■ **Records for this exercise**

※ ※ ※

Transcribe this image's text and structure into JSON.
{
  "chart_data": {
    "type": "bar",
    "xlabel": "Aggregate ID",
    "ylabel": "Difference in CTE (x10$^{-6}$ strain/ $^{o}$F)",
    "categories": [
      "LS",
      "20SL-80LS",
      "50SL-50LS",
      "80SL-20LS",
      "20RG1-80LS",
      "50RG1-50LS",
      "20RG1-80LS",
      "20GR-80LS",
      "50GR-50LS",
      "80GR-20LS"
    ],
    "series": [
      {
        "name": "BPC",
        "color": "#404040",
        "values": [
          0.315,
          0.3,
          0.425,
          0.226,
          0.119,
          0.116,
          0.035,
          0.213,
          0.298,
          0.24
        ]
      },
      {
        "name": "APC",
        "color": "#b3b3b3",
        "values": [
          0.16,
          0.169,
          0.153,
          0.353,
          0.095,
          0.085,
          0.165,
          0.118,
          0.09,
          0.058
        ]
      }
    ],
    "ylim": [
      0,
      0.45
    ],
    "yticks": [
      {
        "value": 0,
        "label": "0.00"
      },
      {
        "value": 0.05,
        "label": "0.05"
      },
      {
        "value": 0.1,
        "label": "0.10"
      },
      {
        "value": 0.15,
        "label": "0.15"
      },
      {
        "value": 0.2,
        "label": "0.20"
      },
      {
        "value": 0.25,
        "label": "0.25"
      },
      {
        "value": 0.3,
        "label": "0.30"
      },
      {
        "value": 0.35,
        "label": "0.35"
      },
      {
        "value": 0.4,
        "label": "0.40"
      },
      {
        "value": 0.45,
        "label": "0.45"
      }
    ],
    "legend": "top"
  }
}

※ ※ ※

■ **Stated goal**
Type the material above out again, exactly.

■ **Correct response**
Transcribe this image's text and structure into JSON.
{
  "chart_data": {
    "type": "bar",
    "xlabel": "Aggregate ID",
    "ylabel": "Difference in CTE (x10$^{-6}$ strain/ $^{o}$F)",
    "categories": [
      "LS",
      "20SL-80LS",
      "50SL-50LS",
      "80SL-20LS",
      "20RG1-80LS",
      "50RG1-50LS",
      "20RG1-80LS",
      "20GR-80LS",
      "50GR-50LS",
      "80GR-20LS"
    ],
    "series": [
      {
        "name": "BPC",
        "color": "#404040",
        "values": [
          0.315,
          0.3,
          0.425,
          0.226,
          0.119,
          0.116,
          0.035,
          0.213,
          0.298,
          0.24
        ]
      },
      {
        "name": "APC",
        "color": "#b3b3b3",
        "values": [
          0.16,
          0.169,
          0.153,
          0.353,
          0.095,
          0.085,
          0.165,
          0.118,
          0.09,
          0.058
        ]
      }
    ],
    "ylim": [
      0,
      0.45
    ],
    "yticks": [
      {
        "value": 0,
        "label": "0.00"
      },
      {
        "value": 0.05,
        "label": "0.05"
      },
      {
        "value": 0.1,
        "label": "0.10"
      },
      {
        "value": 0.15,
        "label": "0.15"
      },
      {
        "value": 0.2,
        "label": "0.20"
      },
      {
        "value": 0.25,
        "label": "0.25"
      },
      {
        "value": 0.3,
        "label": "0.30"
      },
      {
        "value": 0.35,
        "label": "0.35"
      },
      {
        "value": 0.4,
        "label": "0.40"
      },
      {
        "value": 0.45,
        "label": "0.45"
      }
    ],
    "legend": "top"
  }
}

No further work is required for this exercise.